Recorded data

====

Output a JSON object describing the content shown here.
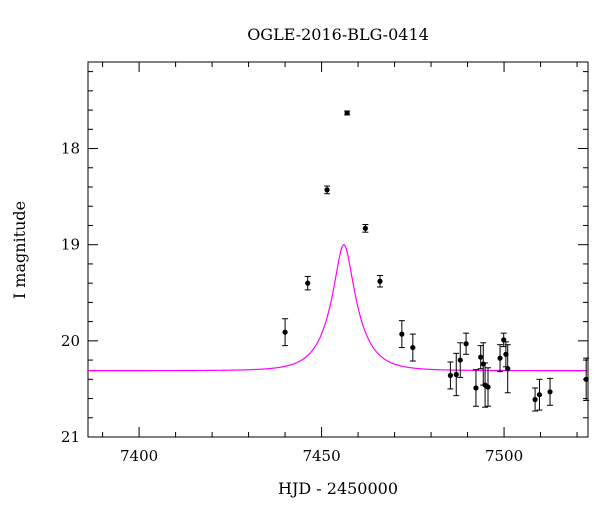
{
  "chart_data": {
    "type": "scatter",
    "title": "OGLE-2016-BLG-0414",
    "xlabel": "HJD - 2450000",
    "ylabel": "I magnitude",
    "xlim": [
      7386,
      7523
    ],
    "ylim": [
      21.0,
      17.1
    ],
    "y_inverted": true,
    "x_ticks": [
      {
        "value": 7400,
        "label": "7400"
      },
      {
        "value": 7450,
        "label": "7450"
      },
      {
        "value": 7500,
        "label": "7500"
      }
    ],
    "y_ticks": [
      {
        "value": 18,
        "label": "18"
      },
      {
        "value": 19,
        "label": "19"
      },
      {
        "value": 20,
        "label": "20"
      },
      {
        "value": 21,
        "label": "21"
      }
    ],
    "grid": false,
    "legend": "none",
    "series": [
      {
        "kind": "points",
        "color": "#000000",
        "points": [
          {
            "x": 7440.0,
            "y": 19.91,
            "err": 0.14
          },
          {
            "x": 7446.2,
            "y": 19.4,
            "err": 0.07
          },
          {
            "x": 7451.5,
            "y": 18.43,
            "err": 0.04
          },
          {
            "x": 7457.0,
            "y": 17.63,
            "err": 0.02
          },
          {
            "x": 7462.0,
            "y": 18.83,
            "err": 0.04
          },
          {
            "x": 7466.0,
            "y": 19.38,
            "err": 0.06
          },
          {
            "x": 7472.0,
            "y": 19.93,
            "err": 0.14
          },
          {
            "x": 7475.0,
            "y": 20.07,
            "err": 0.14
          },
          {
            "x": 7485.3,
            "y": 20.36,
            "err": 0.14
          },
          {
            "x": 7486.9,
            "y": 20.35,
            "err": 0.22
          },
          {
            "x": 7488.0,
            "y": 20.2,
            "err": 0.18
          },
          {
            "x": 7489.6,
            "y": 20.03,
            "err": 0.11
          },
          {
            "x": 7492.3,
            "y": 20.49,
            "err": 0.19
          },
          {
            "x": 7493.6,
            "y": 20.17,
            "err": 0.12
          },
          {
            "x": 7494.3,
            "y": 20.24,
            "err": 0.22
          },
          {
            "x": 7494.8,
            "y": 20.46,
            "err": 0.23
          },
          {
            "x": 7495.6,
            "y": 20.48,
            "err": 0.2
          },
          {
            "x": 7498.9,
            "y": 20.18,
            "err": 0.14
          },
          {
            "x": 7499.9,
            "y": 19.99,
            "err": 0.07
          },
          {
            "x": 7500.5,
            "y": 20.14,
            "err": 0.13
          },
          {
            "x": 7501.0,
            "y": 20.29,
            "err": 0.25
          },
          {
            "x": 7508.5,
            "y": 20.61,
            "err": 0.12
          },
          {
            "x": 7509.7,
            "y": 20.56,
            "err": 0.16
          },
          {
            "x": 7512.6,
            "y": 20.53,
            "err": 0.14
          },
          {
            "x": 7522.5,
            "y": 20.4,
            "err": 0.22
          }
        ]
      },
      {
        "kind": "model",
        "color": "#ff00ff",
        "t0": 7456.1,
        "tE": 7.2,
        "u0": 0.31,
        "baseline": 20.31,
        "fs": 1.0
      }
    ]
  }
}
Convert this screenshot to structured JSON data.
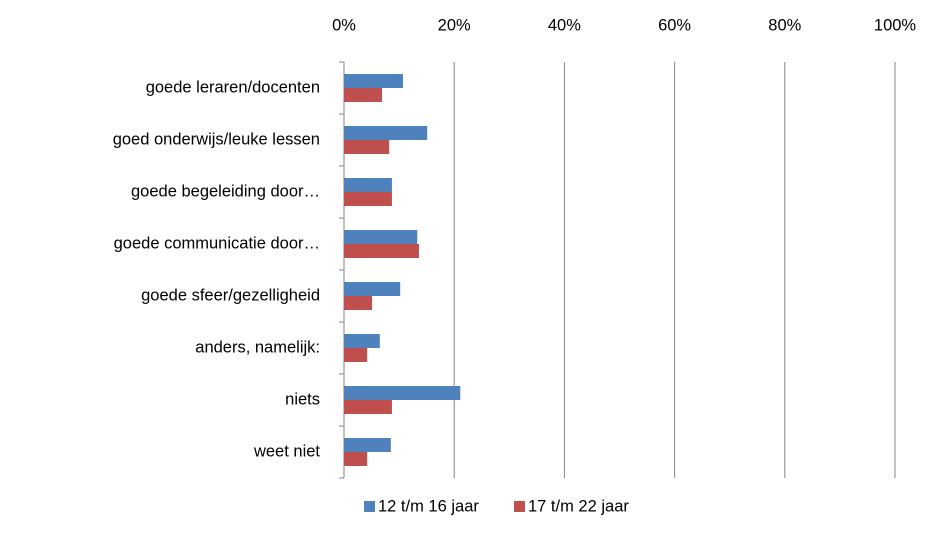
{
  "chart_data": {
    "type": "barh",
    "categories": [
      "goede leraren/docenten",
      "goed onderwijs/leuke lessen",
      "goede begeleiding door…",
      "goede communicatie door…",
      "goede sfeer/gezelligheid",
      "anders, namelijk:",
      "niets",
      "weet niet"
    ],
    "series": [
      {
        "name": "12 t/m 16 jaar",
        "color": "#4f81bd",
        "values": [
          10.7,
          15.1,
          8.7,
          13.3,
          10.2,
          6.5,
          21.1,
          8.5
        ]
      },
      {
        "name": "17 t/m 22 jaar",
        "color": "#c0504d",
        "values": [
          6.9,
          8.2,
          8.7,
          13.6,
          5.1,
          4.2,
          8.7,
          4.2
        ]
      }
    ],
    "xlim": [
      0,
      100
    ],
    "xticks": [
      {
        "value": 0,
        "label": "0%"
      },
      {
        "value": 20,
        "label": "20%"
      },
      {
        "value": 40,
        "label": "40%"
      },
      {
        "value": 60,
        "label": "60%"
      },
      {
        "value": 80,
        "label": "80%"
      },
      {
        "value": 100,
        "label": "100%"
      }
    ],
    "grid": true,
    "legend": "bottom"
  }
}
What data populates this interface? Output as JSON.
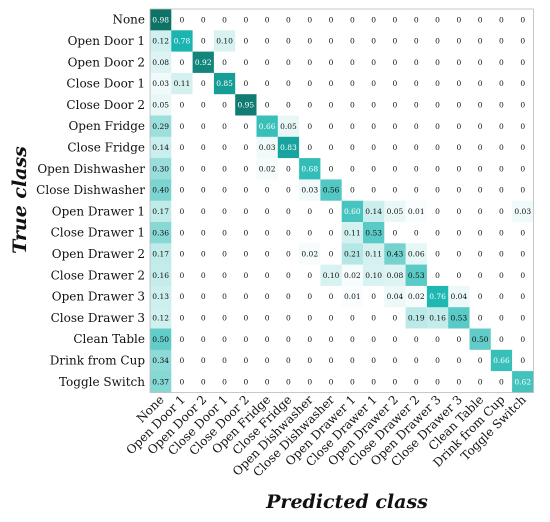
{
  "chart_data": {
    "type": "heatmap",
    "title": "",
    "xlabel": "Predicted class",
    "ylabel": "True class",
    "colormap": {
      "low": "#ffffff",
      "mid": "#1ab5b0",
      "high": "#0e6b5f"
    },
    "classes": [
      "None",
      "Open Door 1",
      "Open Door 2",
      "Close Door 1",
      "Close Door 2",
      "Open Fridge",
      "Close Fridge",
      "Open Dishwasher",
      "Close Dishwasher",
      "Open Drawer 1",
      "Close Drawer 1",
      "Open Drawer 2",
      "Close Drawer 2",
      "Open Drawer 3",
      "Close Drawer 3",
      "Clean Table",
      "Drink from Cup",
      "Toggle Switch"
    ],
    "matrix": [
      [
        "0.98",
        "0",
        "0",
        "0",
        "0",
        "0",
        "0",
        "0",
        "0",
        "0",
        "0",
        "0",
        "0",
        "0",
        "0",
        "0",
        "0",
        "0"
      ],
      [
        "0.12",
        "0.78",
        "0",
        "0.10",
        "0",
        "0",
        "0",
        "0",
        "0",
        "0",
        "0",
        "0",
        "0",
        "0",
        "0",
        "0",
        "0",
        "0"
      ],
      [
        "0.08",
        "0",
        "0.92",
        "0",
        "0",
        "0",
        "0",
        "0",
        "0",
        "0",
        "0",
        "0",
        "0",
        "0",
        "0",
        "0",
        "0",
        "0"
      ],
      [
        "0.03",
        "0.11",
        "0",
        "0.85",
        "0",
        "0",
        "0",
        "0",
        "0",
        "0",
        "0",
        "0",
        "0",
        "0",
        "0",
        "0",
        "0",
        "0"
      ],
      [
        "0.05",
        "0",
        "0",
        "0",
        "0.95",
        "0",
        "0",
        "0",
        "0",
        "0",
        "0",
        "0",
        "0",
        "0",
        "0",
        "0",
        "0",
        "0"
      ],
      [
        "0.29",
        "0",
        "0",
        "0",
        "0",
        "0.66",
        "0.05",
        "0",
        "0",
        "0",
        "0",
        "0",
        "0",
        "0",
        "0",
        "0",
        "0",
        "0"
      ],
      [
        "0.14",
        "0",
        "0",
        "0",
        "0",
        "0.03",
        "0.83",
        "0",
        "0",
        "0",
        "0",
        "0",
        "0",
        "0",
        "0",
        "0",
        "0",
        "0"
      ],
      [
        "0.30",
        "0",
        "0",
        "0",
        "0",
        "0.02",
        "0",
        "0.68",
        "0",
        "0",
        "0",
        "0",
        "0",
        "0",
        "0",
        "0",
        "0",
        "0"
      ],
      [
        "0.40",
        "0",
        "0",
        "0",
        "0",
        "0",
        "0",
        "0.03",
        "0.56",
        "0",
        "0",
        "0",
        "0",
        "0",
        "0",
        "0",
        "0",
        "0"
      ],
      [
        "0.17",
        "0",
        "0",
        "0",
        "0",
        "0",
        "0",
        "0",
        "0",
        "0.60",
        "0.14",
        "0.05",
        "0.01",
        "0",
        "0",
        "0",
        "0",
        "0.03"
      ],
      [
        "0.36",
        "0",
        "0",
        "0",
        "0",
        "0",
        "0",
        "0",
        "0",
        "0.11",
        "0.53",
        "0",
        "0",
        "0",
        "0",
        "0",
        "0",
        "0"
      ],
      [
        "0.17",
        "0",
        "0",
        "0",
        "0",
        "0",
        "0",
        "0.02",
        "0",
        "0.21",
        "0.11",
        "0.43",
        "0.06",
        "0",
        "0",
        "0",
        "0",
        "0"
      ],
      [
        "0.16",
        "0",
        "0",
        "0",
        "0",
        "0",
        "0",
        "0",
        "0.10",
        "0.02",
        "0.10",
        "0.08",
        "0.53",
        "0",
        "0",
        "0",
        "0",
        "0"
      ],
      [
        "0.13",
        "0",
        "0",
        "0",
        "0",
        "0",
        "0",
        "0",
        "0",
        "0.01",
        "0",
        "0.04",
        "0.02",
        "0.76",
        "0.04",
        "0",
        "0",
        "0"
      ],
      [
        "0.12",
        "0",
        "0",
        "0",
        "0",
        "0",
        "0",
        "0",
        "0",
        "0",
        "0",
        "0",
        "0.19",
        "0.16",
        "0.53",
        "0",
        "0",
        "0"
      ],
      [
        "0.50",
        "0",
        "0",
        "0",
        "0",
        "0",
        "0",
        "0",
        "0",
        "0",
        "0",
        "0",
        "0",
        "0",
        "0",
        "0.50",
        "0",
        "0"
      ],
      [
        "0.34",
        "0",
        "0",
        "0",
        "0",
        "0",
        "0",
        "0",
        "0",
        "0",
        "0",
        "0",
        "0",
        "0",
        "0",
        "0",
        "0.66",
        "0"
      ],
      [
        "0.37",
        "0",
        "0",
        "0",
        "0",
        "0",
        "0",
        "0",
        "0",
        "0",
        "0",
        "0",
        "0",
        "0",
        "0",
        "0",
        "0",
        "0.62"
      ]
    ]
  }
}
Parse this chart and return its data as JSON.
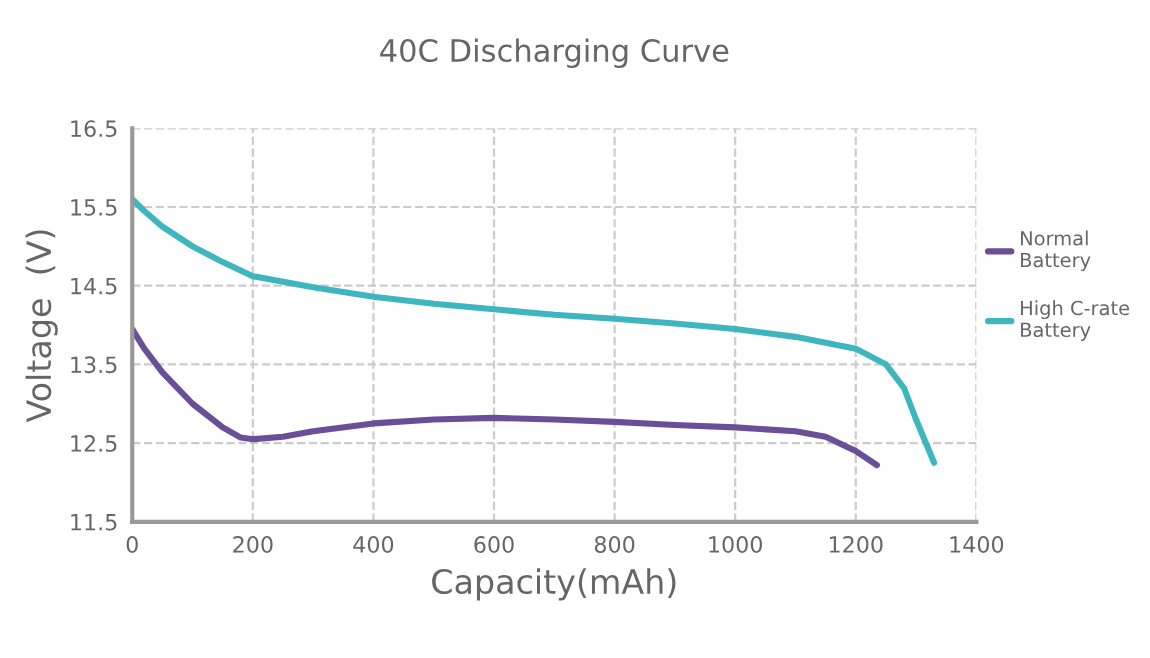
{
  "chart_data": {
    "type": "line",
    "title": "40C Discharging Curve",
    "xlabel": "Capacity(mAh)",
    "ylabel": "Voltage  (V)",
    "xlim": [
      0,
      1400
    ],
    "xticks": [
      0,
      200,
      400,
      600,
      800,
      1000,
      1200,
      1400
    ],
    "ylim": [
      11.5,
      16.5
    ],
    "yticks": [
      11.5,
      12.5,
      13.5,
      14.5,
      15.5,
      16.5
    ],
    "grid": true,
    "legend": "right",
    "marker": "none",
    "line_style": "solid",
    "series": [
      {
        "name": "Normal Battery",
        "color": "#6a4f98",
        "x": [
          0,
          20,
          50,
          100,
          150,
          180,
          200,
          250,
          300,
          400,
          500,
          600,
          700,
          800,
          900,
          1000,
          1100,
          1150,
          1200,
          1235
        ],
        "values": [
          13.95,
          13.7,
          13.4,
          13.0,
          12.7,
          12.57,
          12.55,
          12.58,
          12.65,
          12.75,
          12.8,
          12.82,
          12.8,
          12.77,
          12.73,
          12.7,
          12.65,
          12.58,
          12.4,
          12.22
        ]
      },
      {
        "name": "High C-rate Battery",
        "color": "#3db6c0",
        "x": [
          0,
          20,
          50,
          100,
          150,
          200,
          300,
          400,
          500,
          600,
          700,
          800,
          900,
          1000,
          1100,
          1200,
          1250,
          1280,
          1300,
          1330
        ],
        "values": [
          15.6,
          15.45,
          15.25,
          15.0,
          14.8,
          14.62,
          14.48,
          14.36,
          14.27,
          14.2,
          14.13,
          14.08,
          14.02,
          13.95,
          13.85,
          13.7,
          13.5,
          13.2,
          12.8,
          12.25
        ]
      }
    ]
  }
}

====

### [Exercise task]
Pull out every line in the data above that has the word "goede".

### [Expected output]
      "goede leraren/docenten",
      "goede begeleiding door…",
      "goede communicatie door…",
      "goede sfeer/gezelligheid",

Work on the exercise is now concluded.